Copy word for word the rows below, starting with the line that contains "page-frame: ŻÓŁTY PUNKT" and going on through the line that contains "hero-title-line-1: Ubezpieczenie na".

---------- Given records ----------

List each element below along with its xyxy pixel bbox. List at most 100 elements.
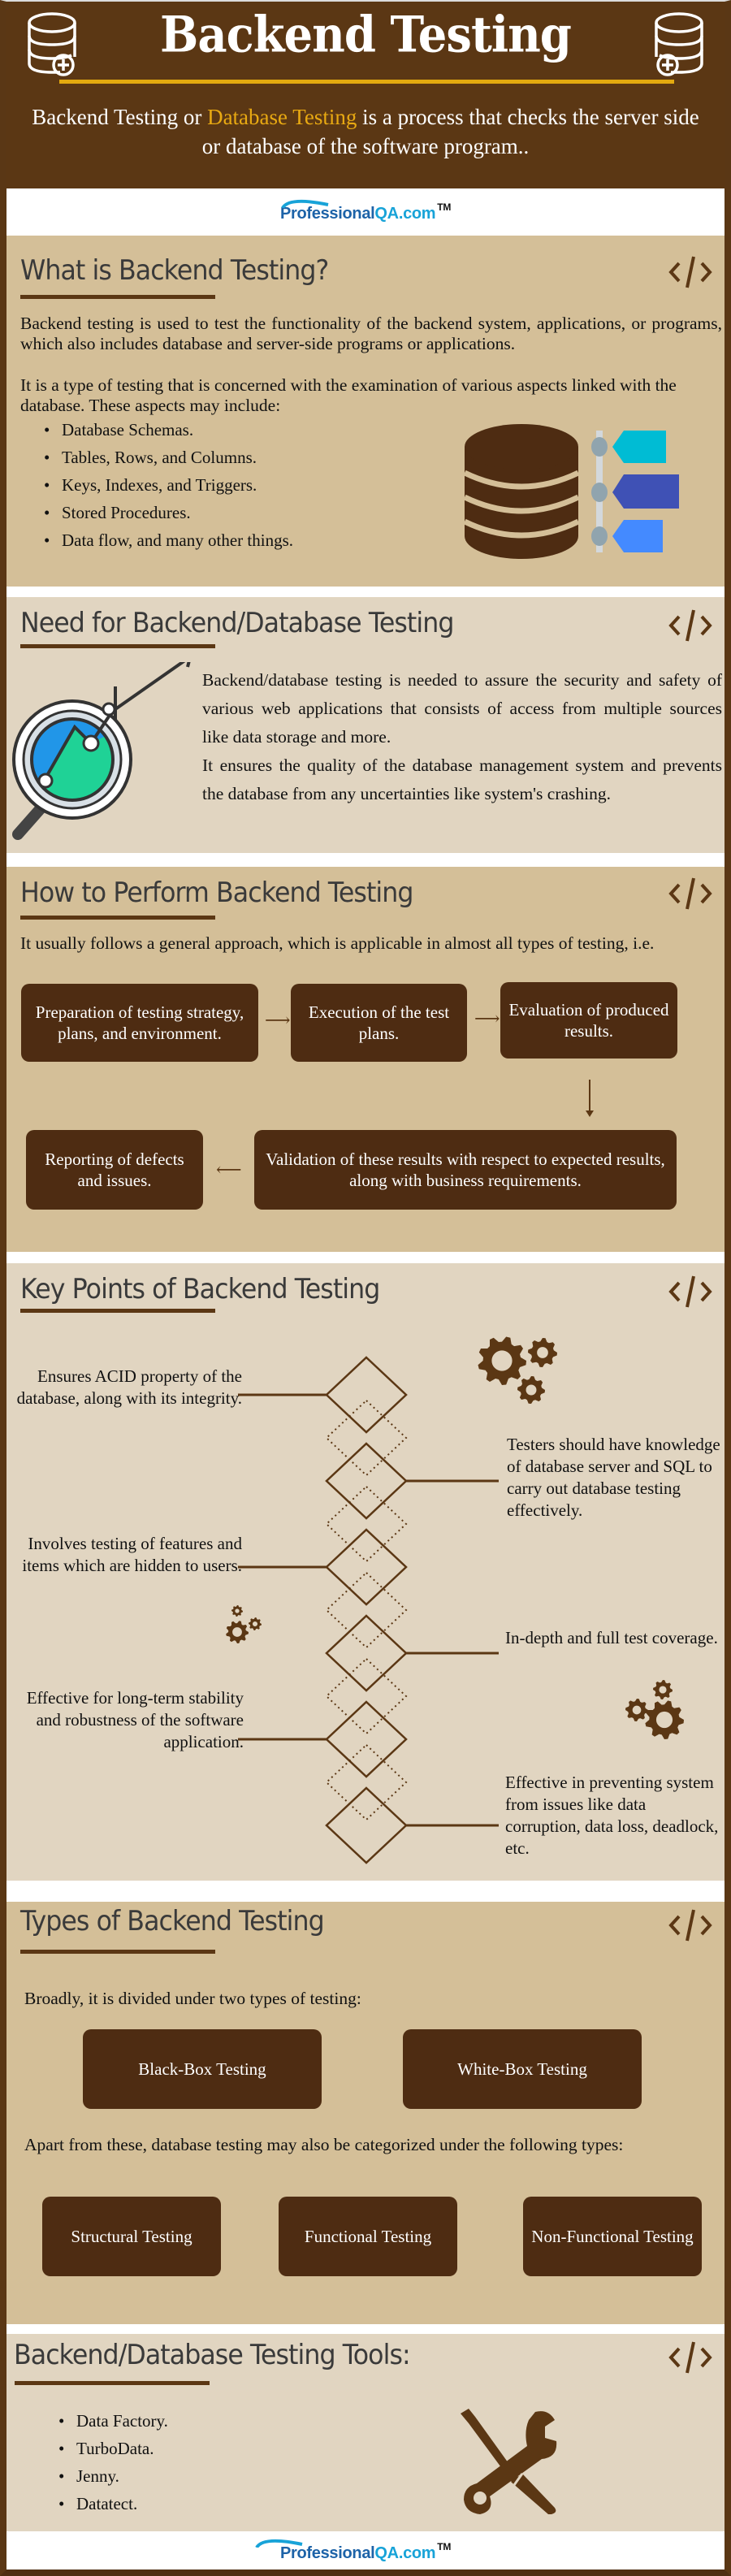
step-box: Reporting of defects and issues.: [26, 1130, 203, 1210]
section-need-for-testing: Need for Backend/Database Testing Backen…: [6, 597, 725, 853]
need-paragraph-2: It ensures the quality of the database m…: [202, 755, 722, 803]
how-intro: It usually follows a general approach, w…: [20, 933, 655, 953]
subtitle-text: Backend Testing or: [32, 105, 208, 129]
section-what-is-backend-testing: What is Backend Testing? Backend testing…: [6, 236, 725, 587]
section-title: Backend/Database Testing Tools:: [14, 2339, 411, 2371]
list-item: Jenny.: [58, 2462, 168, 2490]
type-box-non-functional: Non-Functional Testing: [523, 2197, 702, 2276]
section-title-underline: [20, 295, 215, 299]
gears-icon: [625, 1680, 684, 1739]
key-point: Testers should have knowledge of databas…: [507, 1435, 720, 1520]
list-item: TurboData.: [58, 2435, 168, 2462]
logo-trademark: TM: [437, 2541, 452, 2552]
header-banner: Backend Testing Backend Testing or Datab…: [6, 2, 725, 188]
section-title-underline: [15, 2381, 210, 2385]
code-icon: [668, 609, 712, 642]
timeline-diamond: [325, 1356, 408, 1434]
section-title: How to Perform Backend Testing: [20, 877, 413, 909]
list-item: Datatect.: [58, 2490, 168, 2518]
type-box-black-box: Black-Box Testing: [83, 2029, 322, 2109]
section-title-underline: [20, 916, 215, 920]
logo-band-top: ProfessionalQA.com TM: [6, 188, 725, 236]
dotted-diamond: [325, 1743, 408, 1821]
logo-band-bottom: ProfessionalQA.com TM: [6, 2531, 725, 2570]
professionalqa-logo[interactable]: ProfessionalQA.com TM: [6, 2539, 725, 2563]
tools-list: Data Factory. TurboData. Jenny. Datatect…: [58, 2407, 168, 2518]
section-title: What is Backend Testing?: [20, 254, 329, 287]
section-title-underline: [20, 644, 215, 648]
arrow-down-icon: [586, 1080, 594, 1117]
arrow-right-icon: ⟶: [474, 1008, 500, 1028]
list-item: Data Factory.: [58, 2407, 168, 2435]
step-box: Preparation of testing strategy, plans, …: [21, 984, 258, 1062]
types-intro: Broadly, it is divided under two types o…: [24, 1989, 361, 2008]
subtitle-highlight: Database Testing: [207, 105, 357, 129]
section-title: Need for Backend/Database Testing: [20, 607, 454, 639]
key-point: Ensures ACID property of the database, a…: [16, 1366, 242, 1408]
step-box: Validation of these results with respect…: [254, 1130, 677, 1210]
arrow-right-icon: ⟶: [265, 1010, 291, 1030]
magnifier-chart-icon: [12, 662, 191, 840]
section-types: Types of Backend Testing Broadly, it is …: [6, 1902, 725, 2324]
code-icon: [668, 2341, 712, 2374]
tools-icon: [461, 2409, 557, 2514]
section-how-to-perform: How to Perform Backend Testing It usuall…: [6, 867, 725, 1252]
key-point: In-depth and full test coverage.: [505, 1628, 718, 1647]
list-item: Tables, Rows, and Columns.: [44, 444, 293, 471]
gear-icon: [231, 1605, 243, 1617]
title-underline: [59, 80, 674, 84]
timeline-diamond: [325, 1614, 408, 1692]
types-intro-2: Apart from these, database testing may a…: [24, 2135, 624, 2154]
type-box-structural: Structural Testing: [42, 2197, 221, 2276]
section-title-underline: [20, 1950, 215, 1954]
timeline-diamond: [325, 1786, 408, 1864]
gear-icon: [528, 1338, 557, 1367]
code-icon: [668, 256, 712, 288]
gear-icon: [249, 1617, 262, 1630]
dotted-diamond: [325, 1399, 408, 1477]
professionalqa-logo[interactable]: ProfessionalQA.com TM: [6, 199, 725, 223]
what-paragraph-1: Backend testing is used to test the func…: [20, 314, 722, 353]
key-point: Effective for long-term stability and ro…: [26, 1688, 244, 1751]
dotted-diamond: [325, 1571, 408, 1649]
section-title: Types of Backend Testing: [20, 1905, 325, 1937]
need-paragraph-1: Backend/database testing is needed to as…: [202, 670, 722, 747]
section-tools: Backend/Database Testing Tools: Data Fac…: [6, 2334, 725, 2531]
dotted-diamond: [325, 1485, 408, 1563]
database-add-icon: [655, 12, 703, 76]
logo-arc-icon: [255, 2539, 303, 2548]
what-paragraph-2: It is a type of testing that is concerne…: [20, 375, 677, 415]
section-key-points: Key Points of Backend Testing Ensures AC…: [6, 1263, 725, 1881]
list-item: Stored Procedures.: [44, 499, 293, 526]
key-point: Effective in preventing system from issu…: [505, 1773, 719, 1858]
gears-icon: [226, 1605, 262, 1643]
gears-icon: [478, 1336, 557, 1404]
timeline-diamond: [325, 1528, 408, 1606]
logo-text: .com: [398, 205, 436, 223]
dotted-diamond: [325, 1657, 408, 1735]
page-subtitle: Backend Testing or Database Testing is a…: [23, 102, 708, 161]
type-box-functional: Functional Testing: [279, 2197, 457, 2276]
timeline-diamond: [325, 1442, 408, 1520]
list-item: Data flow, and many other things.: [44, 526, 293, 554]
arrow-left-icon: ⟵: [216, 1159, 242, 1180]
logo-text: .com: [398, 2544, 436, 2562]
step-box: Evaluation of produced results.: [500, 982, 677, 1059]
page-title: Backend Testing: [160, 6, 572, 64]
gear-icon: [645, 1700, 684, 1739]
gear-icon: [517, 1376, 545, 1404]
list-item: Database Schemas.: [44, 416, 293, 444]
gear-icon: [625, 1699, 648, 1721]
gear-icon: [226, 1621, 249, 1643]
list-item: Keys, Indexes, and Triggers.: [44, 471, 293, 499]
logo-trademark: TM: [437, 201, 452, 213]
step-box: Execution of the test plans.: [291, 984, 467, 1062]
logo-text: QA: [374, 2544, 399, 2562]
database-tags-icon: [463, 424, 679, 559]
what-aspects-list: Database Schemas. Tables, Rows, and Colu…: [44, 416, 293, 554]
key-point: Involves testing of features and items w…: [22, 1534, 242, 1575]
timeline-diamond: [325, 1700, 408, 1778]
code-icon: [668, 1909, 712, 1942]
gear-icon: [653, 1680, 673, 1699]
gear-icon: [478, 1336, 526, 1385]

----------
---------- Given records ----------

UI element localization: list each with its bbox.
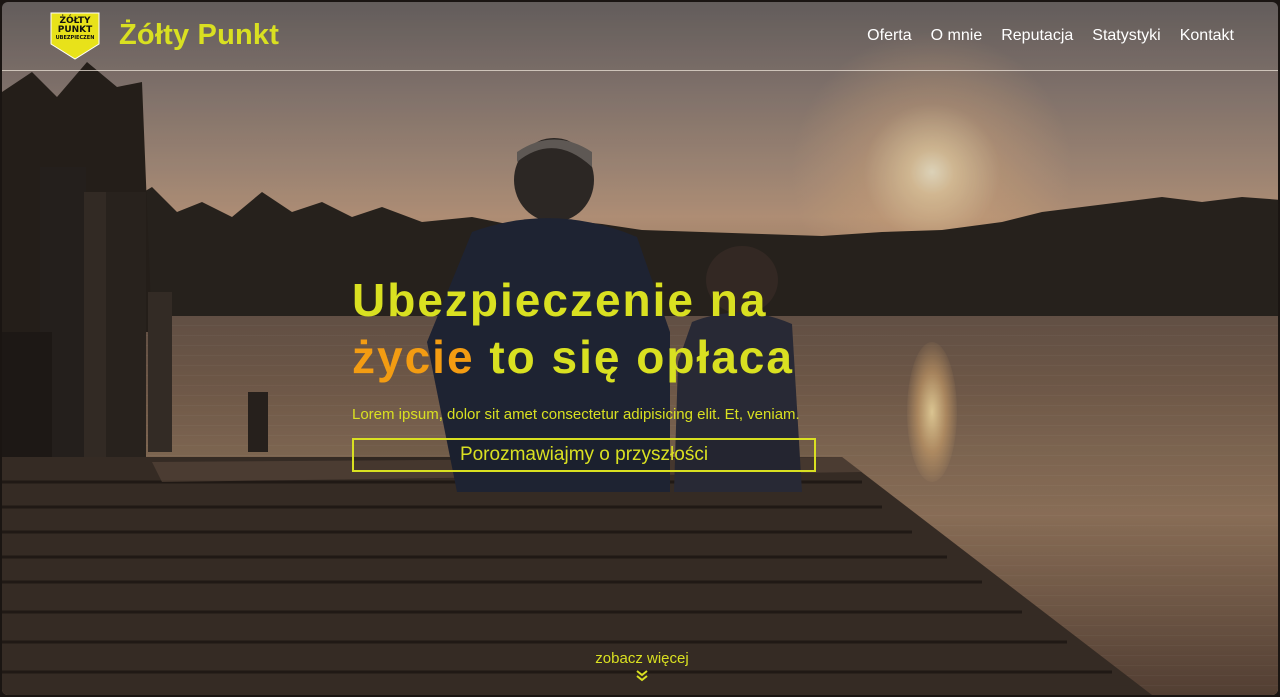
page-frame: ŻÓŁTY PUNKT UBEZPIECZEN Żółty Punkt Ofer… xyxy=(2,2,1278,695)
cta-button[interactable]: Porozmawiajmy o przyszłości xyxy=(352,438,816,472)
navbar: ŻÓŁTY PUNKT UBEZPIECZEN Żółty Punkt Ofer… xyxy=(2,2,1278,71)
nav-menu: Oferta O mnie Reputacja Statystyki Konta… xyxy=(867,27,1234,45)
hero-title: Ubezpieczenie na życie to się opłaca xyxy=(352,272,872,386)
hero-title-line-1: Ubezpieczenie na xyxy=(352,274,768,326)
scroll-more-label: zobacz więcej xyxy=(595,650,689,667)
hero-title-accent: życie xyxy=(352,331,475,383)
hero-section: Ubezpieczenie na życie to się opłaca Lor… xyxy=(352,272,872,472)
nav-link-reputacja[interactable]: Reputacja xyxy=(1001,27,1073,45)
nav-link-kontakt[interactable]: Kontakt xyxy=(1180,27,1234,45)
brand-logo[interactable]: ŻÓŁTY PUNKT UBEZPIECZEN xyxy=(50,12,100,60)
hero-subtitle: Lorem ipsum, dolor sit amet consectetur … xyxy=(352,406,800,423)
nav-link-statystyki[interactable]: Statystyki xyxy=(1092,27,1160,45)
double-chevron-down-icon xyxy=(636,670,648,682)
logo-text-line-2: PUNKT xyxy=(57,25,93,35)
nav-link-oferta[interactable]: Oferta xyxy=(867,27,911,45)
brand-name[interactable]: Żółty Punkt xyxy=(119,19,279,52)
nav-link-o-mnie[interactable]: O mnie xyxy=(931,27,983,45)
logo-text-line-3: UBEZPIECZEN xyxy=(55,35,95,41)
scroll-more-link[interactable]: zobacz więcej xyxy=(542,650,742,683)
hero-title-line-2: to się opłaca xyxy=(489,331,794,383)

----------
---------- Given records ----------

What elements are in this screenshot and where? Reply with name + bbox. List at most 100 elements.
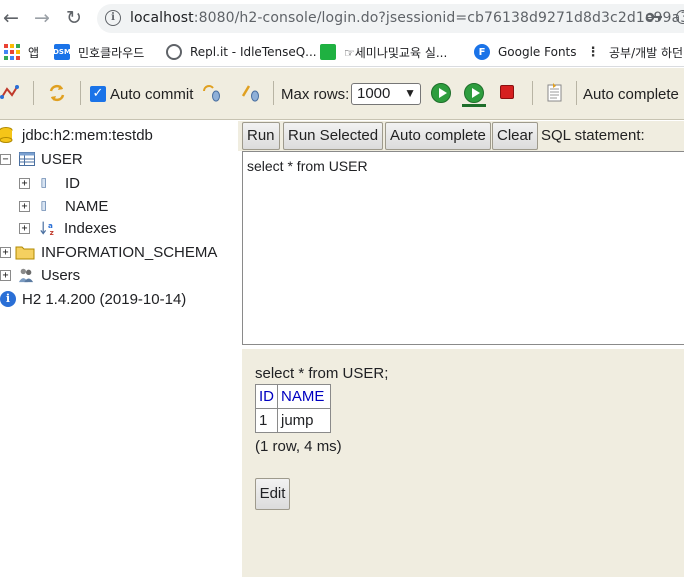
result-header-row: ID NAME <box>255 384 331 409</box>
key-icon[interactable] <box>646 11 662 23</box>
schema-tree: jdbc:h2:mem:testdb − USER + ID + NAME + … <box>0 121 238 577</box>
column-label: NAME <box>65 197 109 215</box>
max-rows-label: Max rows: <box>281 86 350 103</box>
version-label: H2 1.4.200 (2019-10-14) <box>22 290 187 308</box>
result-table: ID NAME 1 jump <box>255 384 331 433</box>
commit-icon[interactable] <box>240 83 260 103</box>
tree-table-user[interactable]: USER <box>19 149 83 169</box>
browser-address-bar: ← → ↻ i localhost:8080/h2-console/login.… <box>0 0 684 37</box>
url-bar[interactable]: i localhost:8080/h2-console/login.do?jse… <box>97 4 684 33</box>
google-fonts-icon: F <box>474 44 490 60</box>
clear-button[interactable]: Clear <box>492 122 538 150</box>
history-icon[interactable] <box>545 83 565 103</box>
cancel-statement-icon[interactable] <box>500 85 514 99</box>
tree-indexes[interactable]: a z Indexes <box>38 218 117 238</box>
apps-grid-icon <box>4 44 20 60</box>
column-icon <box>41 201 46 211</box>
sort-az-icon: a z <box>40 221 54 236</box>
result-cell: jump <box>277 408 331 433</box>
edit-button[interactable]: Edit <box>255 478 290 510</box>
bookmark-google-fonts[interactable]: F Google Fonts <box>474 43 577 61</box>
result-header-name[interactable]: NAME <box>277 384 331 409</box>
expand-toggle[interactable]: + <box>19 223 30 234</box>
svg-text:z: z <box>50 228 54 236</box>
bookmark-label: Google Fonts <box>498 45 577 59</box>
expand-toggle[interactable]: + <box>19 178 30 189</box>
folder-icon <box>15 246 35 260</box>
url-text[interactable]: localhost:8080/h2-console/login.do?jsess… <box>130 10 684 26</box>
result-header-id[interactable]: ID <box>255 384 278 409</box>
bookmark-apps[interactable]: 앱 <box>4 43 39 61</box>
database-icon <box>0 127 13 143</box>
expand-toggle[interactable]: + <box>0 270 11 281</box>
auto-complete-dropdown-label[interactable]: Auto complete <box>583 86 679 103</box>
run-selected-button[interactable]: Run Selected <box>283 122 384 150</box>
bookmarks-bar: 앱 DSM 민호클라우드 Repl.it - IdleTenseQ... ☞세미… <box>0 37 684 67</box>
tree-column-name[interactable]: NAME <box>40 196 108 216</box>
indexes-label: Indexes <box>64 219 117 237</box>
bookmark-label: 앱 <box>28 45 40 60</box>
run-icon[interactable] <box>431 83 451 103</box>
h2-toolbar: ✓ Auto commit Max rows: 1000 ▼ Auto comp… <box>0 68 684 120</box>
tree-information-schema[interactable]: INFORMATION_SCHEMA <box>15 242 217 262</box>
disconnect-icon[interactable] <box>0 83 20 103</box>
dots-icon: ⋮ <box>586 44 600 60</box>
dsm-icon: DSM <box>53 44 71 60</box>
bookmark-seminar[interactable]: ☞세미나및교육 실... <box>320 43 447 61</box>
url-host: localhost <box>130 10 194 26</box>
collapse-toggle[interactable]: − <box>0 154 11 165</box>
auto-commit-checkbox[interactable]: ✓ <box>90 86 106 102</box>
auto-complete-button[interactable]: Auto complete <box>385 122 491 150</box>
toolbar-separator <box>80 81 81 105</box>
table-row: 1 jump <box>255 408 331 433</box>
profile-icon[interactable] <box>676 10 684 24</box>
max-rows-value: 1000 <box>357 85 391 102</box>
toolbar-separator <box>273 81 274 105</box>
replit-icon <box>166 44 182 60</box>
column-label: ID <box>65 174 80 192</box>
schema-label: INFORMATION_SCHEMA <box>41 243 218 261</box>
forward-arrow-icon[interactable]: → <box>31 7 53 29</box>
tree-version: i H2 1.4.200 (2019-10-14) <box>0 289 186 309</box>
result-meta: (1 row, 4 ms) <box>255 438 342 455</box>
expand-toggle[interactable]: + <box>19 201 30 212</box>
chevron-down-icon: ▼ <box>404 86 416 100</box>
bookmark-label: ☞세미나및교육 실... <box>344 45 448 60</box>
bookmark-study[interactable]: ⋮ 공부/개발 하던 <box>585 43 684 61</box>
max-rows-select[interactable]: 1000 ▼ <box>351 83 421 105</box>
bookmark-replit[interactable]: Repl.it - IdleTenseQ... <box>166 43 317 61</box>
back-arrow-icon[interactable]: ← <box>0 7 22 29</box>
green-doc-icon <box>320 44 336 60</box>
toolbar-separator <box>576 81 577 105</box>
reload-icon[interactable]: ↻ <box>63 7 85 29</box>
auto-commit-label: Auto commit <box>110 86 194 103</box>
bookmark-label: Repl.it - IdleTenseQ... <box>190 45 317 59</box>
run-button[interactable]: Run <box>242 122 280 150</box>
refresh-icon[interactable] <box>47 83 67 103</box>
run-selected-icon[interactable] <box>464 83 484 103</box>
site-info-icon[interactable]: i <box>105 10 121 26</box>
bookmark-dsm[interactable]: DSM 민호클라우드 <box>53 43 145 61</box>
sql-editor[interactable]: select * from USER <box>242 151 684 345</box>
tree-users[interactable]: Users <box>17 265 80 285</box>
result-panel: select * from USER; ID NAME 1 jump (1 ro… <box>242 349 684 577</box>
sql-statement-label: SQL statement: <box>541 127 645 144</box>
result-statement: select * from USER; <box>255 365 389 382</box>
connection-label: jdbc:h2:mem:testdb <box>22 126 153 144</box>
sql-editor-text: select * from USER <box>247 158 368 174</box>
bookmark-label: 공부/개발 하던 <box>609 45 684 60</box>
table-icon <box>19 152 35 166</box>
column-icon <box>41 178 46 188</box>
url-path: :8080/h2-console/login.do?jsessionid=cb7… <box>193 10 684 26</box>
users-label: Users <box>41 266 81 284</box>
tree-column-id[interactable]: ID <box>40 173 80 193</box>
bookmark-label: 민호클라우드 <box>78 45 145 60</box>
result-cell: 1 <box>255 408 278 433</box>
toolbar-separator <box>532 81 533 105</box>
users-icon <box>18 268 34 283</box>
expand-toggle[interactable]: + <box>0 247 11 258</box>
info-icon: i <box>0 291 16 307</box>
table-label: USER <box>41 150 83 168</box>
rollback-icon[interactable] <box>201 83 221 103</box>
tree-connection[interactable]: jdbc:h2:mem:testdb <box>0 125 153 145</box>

----------

• Expected output
page-frame: ŻÓŁTY PUNKT UBEZPIECZEN Żółty Punkt Ofer… xyxy=(2,2,1278,695)
cta-button[interactable]: Porozmawiajmy o przyszłości xyxy=(352,438,816,472)
navbar: ŻÓŁTY PUNKT UBEZPIECZEN Żółty Punkt Ofer… xyxy=(2,2,1278,71)
nav-menu: Oferta O mnie Reputacja Statystyki Konta… xyxy=(867,27,1234,45)
hero-title: Ubezpieczenie na życie to się opłaca xyxy=(352,272,872,386)
hero-title-line-1: Ubezpieczenie na xyxy=(352,274,768,326)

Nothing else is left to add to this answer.